DO THIS - All records should be reproduced verbatim.

ENTRIES PROVIDED -
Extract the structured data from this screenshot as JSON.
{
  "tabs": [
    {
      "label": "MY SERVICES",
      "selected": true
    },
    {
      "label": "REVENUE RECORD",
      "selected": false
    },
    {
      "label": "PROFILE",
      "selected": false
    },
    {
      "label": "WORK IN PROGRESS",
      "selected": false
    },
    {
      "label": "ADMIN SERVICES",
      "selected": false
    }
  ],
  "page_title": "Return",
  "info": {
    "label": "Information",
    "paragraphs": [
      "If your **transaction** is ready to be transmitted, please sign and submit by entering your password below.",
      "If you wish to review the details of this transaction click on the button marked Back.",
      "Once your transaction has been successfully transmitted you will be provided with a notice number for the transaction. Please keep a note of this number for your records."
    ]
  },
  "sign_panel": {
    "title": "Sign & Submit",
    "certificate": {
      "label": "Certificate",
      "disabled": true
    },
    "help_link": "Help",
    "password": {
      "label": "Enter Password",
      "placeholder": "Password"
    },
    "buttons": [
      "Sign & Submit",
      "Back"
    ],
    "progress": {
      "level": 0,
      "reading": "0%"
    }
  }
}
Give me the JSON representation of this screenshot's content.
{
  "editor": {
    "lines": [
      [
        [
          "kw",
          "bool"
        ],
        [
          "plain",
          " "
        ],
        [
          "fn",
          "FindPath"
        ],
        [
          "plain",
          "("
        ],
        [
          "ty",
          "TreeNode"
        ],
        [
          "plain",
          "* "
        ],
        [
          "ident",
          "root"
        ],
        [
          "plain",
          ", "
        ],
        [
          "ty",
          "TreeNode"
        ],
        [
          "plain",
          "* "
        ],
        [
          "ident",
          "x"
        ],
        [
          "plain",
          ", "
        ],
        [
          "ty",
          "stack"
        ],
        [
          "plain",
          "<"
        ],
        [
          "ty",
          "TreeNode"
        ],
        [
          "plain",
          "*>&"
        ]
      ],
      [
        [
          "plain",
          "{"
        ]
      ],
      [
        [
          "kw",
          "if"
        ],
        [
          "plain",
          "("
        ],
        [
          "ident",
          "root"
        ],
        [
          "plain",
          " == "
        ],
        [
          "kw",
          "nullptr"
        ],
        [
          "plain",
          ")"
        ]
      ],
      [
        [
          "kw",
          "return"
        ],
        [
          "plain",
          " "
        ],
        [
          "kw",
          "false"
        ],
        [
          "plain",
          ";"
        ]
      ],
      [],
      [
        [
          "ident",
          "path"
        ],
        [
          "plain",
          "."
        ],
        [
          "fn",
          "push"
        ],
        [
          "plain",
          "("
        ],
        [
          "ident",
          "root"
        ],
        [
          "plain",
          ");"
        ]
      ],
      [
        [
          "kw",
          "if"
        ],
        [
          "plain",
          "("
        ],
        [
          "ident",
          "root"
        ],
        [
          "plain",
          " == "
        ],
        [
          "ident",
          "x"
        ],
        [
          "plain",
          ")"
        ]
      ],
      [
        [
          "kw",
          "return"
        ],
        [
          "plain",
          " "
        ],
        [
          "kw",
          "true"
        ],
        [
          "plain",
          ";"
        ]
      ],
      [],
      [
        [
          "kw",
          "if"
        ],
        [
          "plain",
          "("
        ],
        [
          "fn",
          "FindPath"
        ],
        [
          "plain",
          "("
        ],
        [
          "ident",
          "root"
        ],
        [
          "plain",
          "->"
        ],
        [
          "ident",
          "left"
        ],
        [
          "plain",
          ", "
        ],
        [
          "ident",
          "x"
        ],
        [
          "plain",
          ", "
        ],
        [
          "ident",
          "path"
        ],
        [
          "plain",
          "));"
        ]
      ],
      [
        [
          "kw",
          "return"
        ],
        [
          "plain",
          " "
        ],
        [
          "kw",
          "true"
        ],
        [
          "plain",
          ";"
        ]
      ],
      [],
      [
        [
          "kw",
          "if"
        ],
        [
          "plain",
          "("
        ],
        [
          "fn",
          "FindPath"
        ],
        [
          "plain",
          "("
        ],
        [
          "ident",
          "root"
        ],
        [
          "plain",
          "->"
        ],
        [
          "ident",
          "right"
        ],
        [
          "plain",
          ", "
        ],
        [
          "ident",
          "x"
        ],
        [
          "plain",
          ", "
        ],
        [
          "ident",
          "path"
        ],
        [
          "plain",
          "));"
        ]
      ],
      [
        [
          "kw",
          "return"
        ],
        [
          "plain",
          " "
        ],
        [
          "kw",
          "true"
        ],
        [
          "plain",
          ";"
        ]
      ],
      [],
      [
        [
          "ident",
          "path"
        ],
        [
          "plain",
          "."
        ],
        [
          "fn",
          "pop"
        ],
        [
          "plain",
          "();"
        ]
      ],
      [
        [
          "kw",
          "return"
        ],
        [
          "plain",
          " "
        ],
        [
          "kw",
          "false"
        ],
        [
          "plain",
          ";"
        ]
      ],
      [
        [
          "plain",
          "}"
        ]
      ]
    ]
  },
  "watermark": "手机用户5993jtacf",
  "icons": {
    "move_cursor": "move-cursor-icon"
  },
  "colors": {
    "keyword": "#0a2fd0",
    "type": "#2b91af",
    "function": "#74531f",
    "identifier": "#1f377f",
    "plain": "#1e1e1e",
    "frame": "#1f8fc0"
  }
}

CORRECT ANSWER -
Extract the structured data from this screenshot as JSON.
{
  "tabs": [
    {
      "label": "MY SERVICES",
      "selected": true
    },
    {
      "label": "REVENUE RECORD",
      "selected": false
    },
    {
      "label": "PROFILE",
      "selected": false
    },
    {
      "label": "WORK IN PROGRESS",
      "selected": false
    },
    {
      "label": "ADMIN SERVICES",
      "selected": false
    }
  ],
  "page_title": "Return",
  "info": {
    "label": "Information",
    "paragraphs": [
      "If your **transaction** is ready to be transmitted, please sign and submit by entering your password below.",
      "If you wish to review the details of this transaction click on the button marked Back.",
      "Once your transaction has been successfully transmitted you will be provided with a notice number for the transaction. Please keep a note of this number for your records."
    ]
  },
  "sign_panel": {
    "title": "Sign & Submit",
    "certificate": {
      "label": "Certificate",
      "disabled": true
    },
    "help_link": "Help",
    "password": {
      "label": "Enter Password",
      "placeholder": "Password"
    },
    "buttons": [
      "Sign & Submit",
      "Back"
    ],
    "progress": {
      "level": 0,
      "reading": "0%"
    }
  }
}
Give me the JSON representation of this screenshot's content.
{
  "editor": {
    "lines": [
      [
        [
          "kw",
          "bool"
        ],
        [
          "plain",
          " "
        ],
        [
          "fn",
          "FindPath"
        ],
        [
          "plain",
          "("
        ],
        [
          "ty",
          "TreeNode"
        ],
        [
          "plain",
          "* "
        ],
        [
          "ident",
          "root"
        ],
        [
          "plain",
          ", "
        ],
        [
          "ty",
          "TreeNode"
        ],
        [
          "plain",
          "* "
        ],
        [
          "ident",
          "x"
        ],
        [
          "plain",
          ", "
        ],
        [
          "ty",
          "stack"
        ],
        [
          "plain",
          "<"
        ],
        [
          "ty",
          "TreeNode"
        ],
        [
          "plain",
          "*>&"
        ]
      ],
      [
        [
          "plain",
          "{"
        ]
      ],
      [
        [
          "kw",
          "if"
        ],
        [
          "plain",
          "("
        ],
        [
          "ident",
          "root"
        ],
        [
          "plain",
          " == "
        ],
        [
          "kw",
          "nullptr"
        ],
        [
          "plain",
          ")"
        ]
      ],
      [
        [
          "kw",
          "return"
        ],
        [
          "plain",
          " "
        ],
        [
          "kw",
          "false"
        ],
        [
          "plain",
          ";"
        ]
      ],
      [],
      [
        [
          "ident",
          "path"
        ],
        [
          "plain",
          "."
        ],
        [
          "fn",
          "push"
        ],
        [
          "plain",
          "("
        ],
        [
          "ident",
          "root"
        ],
        [
          "plain",
          ");"
        ]
      ],
      [
        [
          "kw",
          "if"
        ],
        [
          "plain",
          "("
        ],
        [
          "ident",
          "root"
        ],
        [
          "plain",
          " == "
        ],
        [
          "ident",
          "x"
        ],
        [
          "plain",
          ")"
        ]
      ],
      [
        [
          "kw",
          "return"
        ],
        [
          "plain",
          " "
        ],
        [
          "kw",
          "true"
        ],
        [
          "plain",
          ";"
        ]
      ],
      [],
      [
        [
          "kw",
          "if"
        ],
        [
          "plain",
          "("
        ],
        [
          "fn",
          "FindPath"
        ],
        [
          "plain",
          "("
        ],
        [
          "ident",
          "root"
        ],
        [
          "plain",
          "->"
        ],
        [
          "ident",
          "left"
        ],
        [
          "plain",
          ", "
        ],
        [
          "ident",
          "x"
        ],
        [
          "plain",
          ", "
        ],
        [
          "ident",
          "path"
        ],
        [
          "plain",
          "));"
        ]
      ],
      [
        [
          "kw",
          "return"
        ],
        [
          "plain",
          " "
        ],
        [
          "kw",
          "true"
        ],
        [
          "plain",
          ";"
        ]
      ],
      [],
      [
        [
          "kw",
          "if"
        ],
        [
          "plain",
          "("
        ],
        [
          "fn",
          "FindPath"
        ],
        [
          "plain",
          "("
        ],
        [
          "ident",
          "root"
        ],
        [
          "plain",
          "->"
        ],
        [
          "ident",
          "right"
        ],
        [
          "plain",
          ", "
        ],
        [
          "ident",
          "x"
        ],
        [
          "plain",
          ", "
        ],
        [
          "ident",
          "path"
        ],
        [
          "plain",
          "));"
        ]
      ],
      [
        [
          "kw",
          "return"
        ],
        [
          "plain",
          " "
        ],
        [
          "kw",
          "true"
        ],
        [
          "plain",
          ";"
        ]
      ],
      [],
      [
        [
          "ident",
          "path"
        ],
        [
          "plain",
          "."
        ],
        [
          "fn",
          "pop"
        ],
        [
          "plain",
          "();"
        ]
      ],
      [
        [
          "kw",
          "return"
        ],
        [
          "plain",
          " "
        ],
        [
          "kw",
          "false"
        ],
        [
          "plain",
          ";"
        ]
      ],
      [
        [
          "plain",
          "}"
        ]
      ]
    ]
  },
  "watermark": "手机用户5993jtacf",
  "icons": {
    "move_cursor": "move-cursor-icon"
  },
  "colors": {
    "keyword": "#0a2fd0",
    "type": "#2b91af",
    "function": "#74531f",
    "identifier": "#1f377f",
    "plain": "#1e1e1e",
    "frame": "#1f8fc0"
  }
}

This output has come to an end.